[START OF RECORDS]
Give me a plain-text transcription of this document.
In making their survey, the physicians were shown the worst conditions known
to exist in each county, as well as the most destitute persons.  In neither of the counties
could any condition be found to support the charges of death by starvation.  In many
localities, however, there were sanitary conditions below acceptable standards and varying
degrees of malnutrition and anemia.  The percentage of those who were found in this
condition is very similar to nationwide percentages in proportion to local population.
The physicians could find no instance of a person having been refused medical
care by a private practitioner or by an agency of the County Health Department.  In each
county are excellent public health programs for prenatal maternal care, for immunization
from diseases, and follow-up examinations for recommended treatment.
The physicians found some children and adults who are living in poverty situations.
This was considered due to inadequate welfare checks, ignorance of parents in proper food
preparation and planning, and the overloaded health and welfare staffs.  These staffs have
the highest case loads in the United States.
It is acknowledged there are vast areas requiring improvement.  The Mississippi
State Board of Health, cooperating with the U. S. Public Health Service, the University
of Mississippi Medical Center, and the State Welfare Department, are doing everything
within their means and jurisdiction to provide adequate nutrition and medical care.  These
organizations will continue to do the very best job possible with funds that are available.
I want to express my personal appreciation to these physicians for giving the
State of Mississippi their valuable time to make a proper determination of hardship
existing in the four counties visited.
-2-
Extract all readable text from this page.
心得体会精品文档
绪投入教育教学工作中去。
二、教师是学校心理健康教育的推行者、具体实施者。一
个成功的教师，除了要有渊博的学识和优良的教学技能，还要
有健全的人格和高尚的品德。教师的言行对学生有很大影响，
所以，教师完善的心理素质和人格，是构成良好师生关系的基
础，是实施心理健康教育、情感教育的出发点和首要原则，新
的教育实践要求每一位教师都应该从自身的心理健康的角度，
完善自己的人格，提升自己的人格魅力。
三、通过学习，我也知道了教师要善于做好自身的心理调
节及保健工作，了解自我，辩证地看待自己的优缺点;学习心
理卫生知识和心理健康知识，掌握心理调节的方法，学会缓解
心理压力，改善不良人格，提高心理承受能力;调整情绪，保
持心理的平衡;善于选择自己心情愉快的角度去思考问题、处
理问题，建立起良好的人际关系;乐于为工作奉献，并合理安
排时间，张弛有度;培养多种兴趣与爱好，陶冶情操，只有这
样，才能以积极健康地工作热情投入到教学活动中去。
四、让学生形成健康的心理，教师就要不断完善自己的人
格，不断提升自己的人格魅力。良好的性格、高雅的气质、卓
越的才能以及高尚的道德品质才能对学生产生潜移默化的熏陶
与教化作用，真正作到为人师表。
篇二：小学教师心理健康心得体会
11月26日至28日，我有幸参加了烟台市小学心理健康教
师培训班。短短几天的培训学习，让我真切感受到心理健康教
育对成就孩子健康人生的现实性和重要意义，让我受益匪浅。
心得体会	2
[END OF RECORDS]
## TO BE DONE
Repeat all of the entries exactly.

## TASK RESULT
Give me a plain-text transcription of this document.
In making their survey, the physicians were shown the worst conditions known
to exist in each county, as well as the most destitute persons.  In neither of the counties
could any condition be found to support the charges of death by starvation.  In many
localities, however, there were sanitary conditions below acceptable standards and varying
degrees of malnutrition and anemia.  The percentage of those who were found in this
condition is very similar to nationwide percentages in proportion to local population.
The physicians could find no instance of a person having been refused medical
care by a private practitioner or by an agency of the County Health Department.  In each
county are excellent public health programs for prenatal maternal care, for immunization
from diseases, and follow-up examinations for recommended treatment.
The physicians found some children and adults who are living in poverty situations.
This was considered due to inadequate welfare checks, ignorance of parents in proper food
preparation and planning, and the overloaded health and welfare staffs.  These staffs have
the highest case loads in the United States.
It is acknowledged there are vast areas requiring improvement.  The Mississippi
State Board of Health, cooperating with the U. S. Public Health Service, the University
of Mississippi Medical Center, and the State Welfare Department, are doing everything
within their means and jurisdiction to provide adequate nutrition and medical care.  These
organizations will continue to do the very best job possible with funds that are available.
I want to express my personal appreciation to these physicians for giving the
State of Mississippi their valuable time to make a proper determination of hardship
existing in the four counties visited.
-2-
Extract all readable text from this page.
心得体会精品文档
绪投入教育教学工作中去。
二、教师是学校心理健康教育的推行者、具体实施者。一
个成功的教师，除了要有渊博的学识和优良的教学技能，还要
有健全的人格和高尚的品德。教师的言行对学生有很大影响，
所以，教师完善的心理素质和人格，是构成良好师生关系的基
础，是实施心理健康教育、情感教育的出发点和首要原则，新
的教育实践要求每一位教师都应该从自身的心理健康的角度，
完善自己的人格，提升自己的人格魅力。
三、通过学习，我也知道了教师要善于做好自身的心理调
节及保健工作，了解自我，辩证地看待自己的优缺点;学习心
理卫生知识和心理健康知识，掌握心理调节的方法，学会缓解
心理压力，改善不良人格，提高心理承受能力;调整情绪，保
持心理的平衡;善于选择自己心情愉快的角度去思考问题、处
理问题，建立起良好的人际关系;乐于为工作奉献，并合理安
排时间，张弛有度;培养多种兴趣与爱好，陶冶情操，只有这
样，才能以积极健康地工作热情投入到教学活动中去。
四、让学生形成健康的心理，教师就要不断完善自己的人
格，不断提升自己的人格魅力。良好的性格、高雅的气质、卓
越的才能以及高尚的道德品质才能对学生产生潜移默化的熏陶
与教化作用，真正作到为人师表。
篇二：小学教师心理健康心得体会
11月26日至28日，我有幸参加了烟台市小学心理健康教
师培训班。短短几天的培训学习，让我真切感受到心理健康教
育对成就孩子健康人生的现实性和重要意义，让我受益匪浅。
心得体会	2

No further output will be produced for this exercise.